Aim of the task: Determine how many lines below hold the string "Ctrl". Reply with the number alone.

Collected data:
* Begin *
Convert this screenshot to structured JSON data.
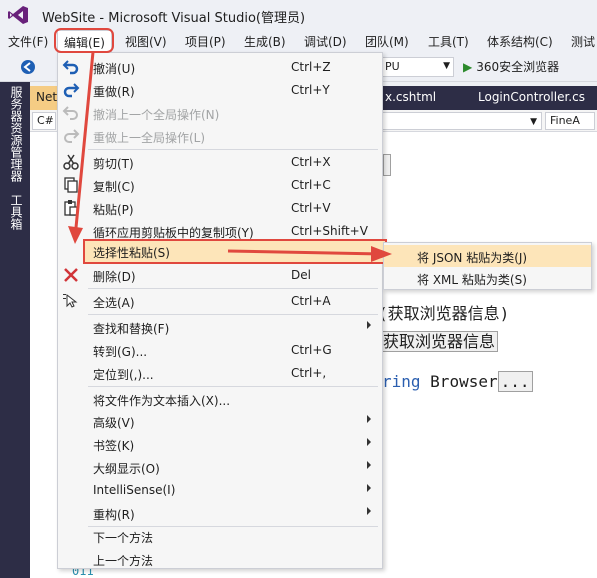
{
  "window": {
    "title": "WebSite - Microsoft Visual Studio(管理员)"
  },
  "menubar": [
    {
      "label": "文件(F)"
    },
    {
      "label": "编辑(E)"
    },
    {
      "label": "视图(V)"
    },
    {
      "label": "项目(P)"
    },
    {
      "label": "生成(B)"
    },
    {
      "label": "调试(D)"
    },
    {
      "label": "团队(M)"
    },
    {
      "label": "工具(T)"
    },
    {
      "label": "体系结构(C)"
    },
    {
      "label": "测试"
    }
  ],
  "toolbar": {
    "platform_value": "PU",
    "run_label": "360安全浏览器"
  },
  "left_strip": {
    "server_explorer": "服务器资源管理器",
    "toolbox": "工具箱"
  },
  "doc_tabs": [
    {
      "label": "Net"
    },
    {
      "label": "x.cshtml"
    },
    {
      "label": "LoginController.cs"
    }
  ],
  "navbar": {
    "left_combo": "C#",
    "right_combo": "FineA"
  },
  "code": {
    "line1": "(获取浏览器信息)",
    "line2": "获取浏览器信息",
    "line3_kw": "ring",
    "line3_name": "Browser",
    "line3_ellipsis": "...",
    "line_number": "011"
  },
  "edit_menu": {
    "undo": {
      "label": "撤消(U)",
      "shortcut": "Ctrl+Z"
    },
    "redo": {
      "label": "重做(R)",
      "shortcut": "Ctrl+Y"
    },
    "undo_global": {
      "label": "撤消上一个全局操作(N)"
    },
    "redo_global": {
      "label": "重做上一全局操作(L)"
    },
    "cut": {
      "label": "剪切(T)",
      "shortcut": "Ctrl+X"
    },
    "copy": {
      "label": "复制(C)",
      "shortcut": "Ctrl+C"
    },
    "paste": {
      "label": "粘贴(P)",
      "shortcut": "Ctrl+V"
    },
    "cycle_clipboard": {
      "label": "循环应用剪贴板中的复制项(Y)",
      "shortcut": "Ctrl+Shift+V"
    },
    "paste_special": {
      "label": "选择性粘贴(S)"
    },
    "delete": {
      "label": "删除(D)",
      "shortcut": "Del"
    },
    "select_all": {
      "label": "全选(A)",
      "shortcut": "Ctrl+A"
    },
    "find_replace": {
      "label": "查找和替换(F)"
    },
    "goto": {
      "label": "转到(G)...",
      "shortcut": "Ctrl+G"
    },
    "navigate_to": {
      "label": "定位到(,)...",
      "shortcut": "Ctrl+,"
    },
    "insert_file": {
      "label": "将文件作为文本插入(X)..."
    },
    "advanced": {
      "label": "高级(V)"
    },
    "bookmarks": {
      "label": "书签(K)"
    },
    "outlining": {
      "label": "大纲显示(O)"
    },
    "intellisense": {
      "label": "IntelliSense(I)"
    },
    "refactor": {
      "label": "重构(R)"
    },
    "next_method": {
      "label": "下一个方法"
    },
    "prev_method": {
      "label": "上一个方法"
    }
  },
  "paste_special_menu": [
    {
      "label": "将 JSON 粘贴为类(J)"
    },
    {
      "label": "将 XML 粘贴为类(S)"
    }
  ],
  "colors": {
    "highlight": "#fde5b9",
    "annotation_red": "#e0483e",
    "strip_dark": "#2d2d46",
    "active_tab": "#f5cc84"
  }
}
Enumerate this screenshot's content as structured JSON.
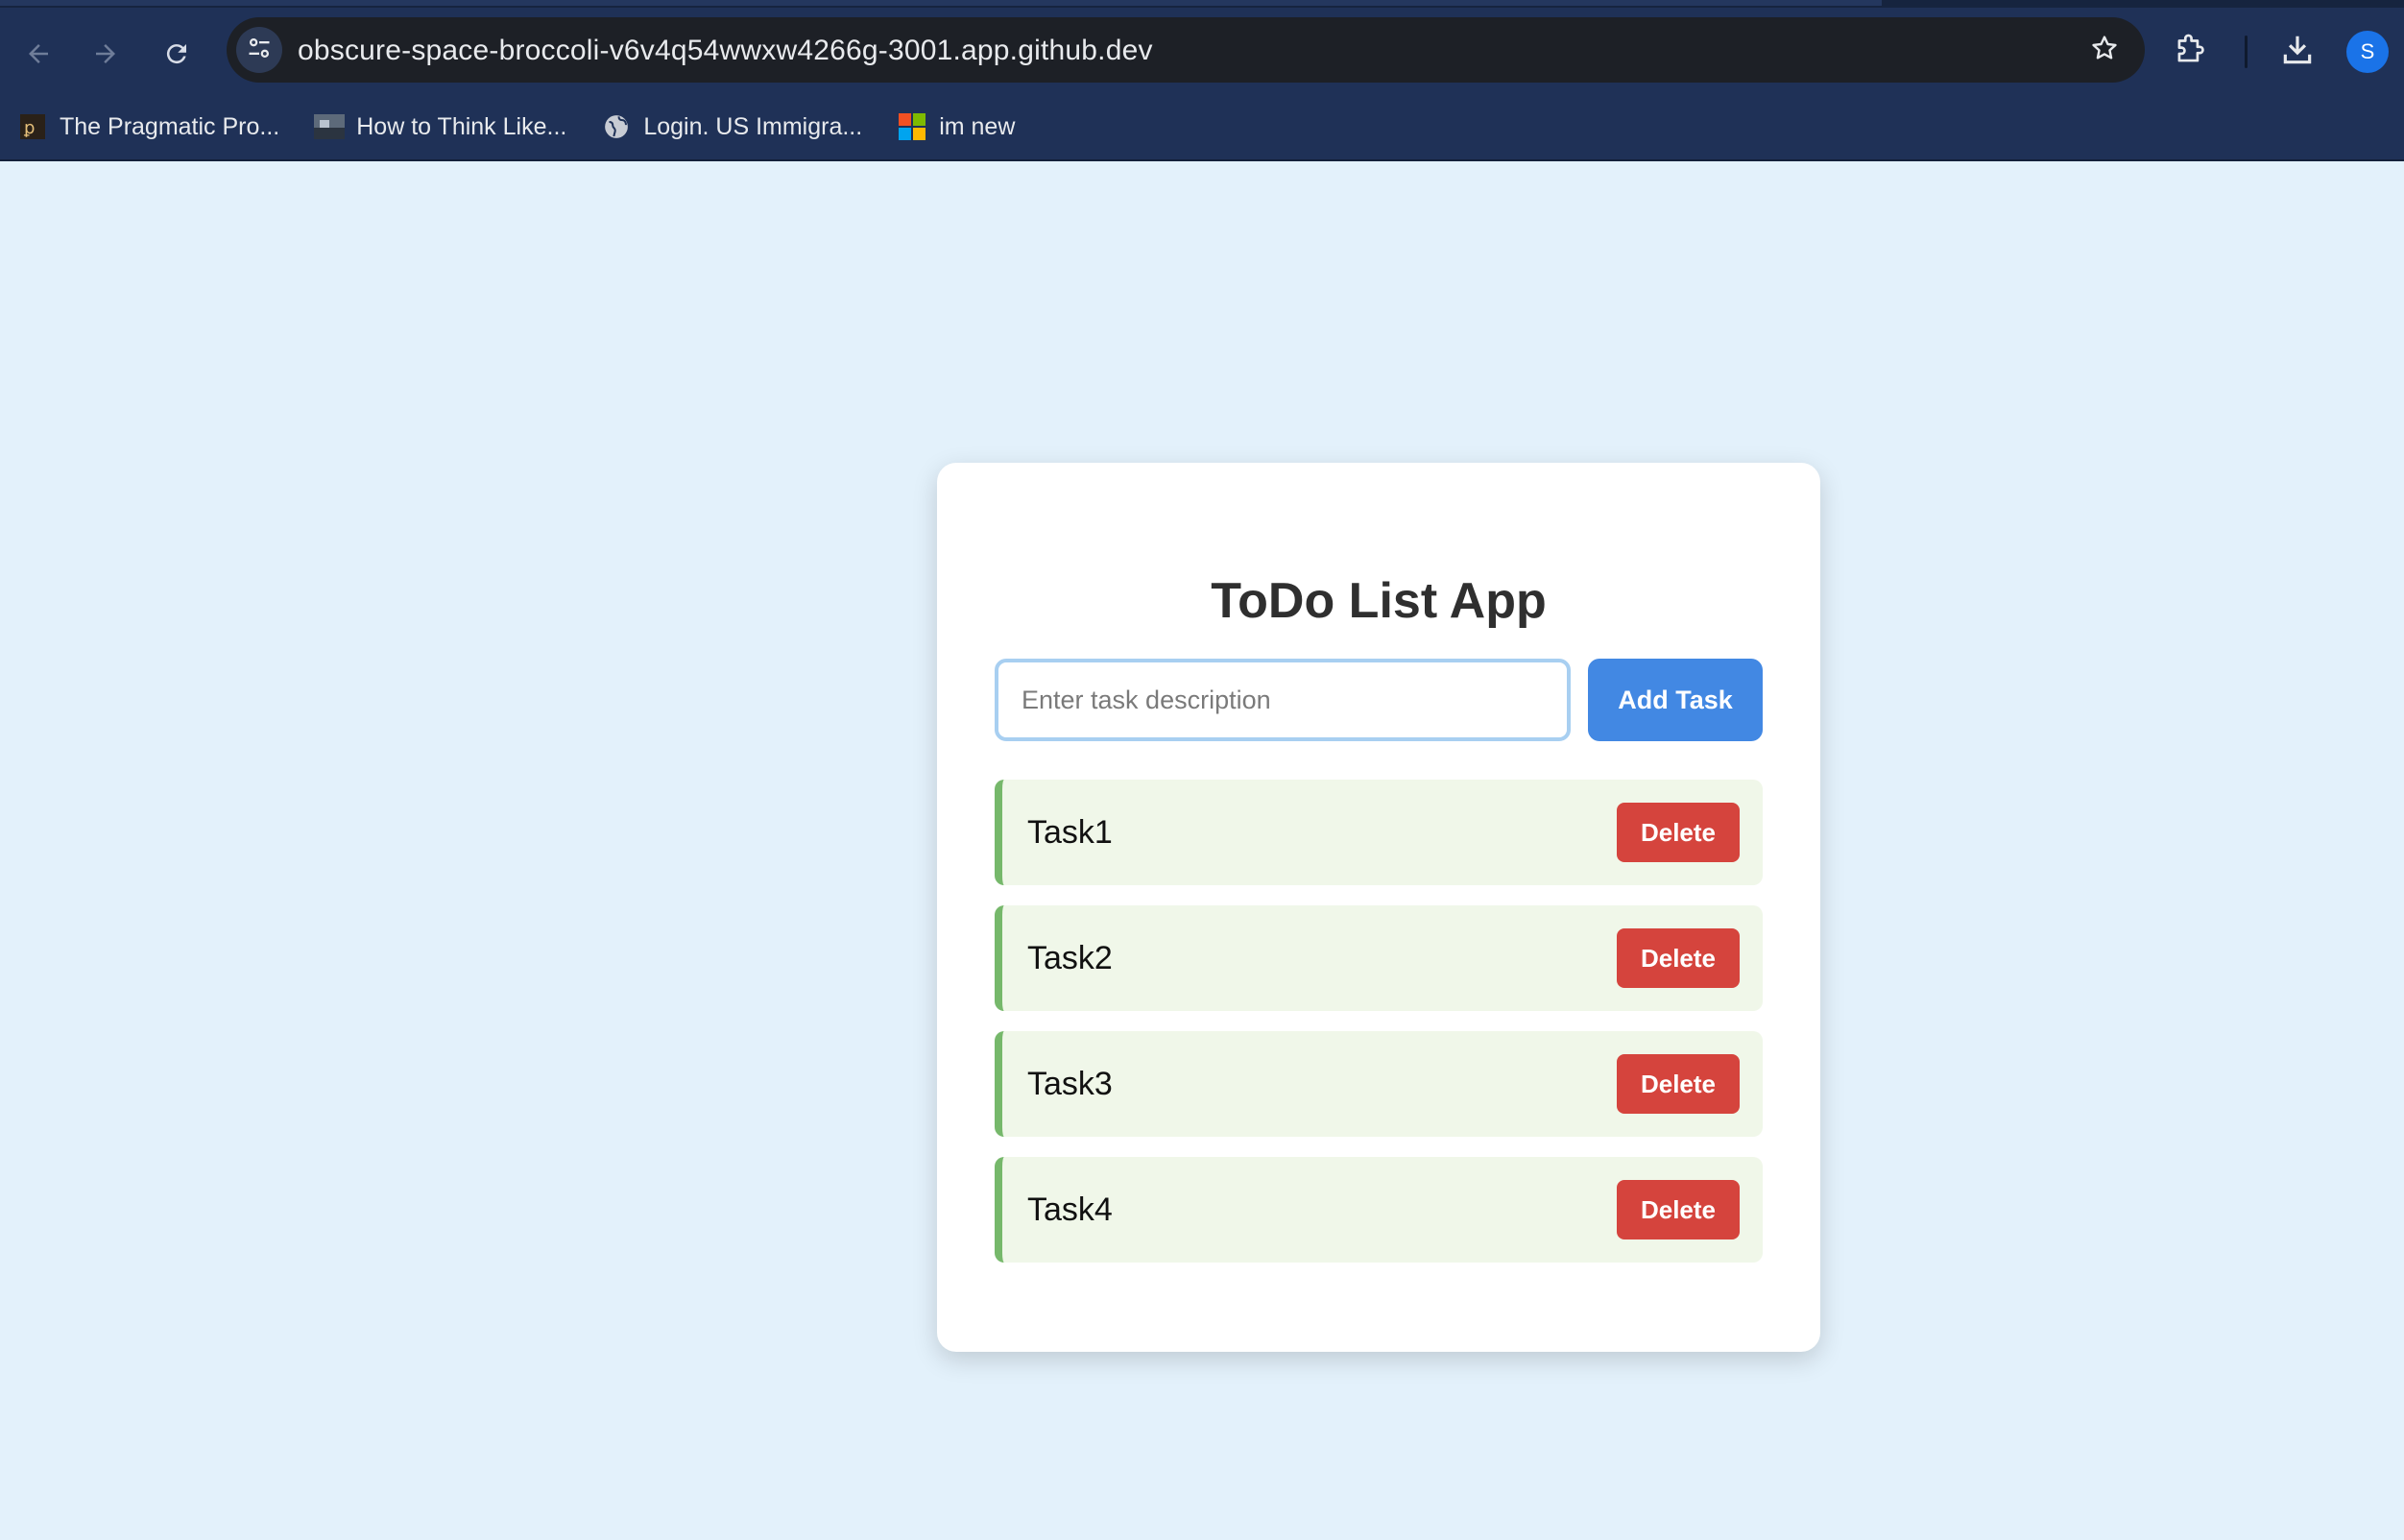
{
  "browser": {
    "url": "obscure-space-broccoli-v6v4q54wwxw4266g-3001.app.github.dev",
    "profile_initial": "S",
    "nav_icons": [
      "back-arrow-icon",
      "forward-arrow-icon",
      "reload-icon"
    ],
    "bookmarks": [
      {
        "label": "The Pragmatic Pro...",
        "icon": "pragmatic-programmer-icon"
      },
      {
        "label": "How to Think Like...",
        "icon": "book-thumbnail-icon"
      },
      {
        "label": "Login. US Immigra...",
        "icon": "globe-icon"
      },
      {
        "label": "im new",
        "icon": "microsoft-icon"
      }
    ],
    "colors": {
      "frame": "#1f3157",
      "omnibox": "#1d2026"
    }
  },
  "app": {
    "title": "ToDo List App",
    "input": {
      "placeholder": "Enter task description",
      "value": ""
    },
    "add_button_label": "Add Task",
    "tasks": [
      {
        "label": "Task1",
        "delete_label": "Delete"
      },
      {
        "label": "Task2",
        "delete_label": "Delete"
      },
      {
        "label": "Task3",
        "delete_label": "Delete"
      },
      {
        "label": "Task4",
        "delete_label": "Delete"
      }
    ],
    "colors": {
      "page_bg": "#e3f1fb",
      "primary": "#4288e3",
      "danger": "#d5443d",
      "task_bg": "#f0f7e9",
      "task_accent": "#76b86b"
    }
  }
}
* End *
Answer: 9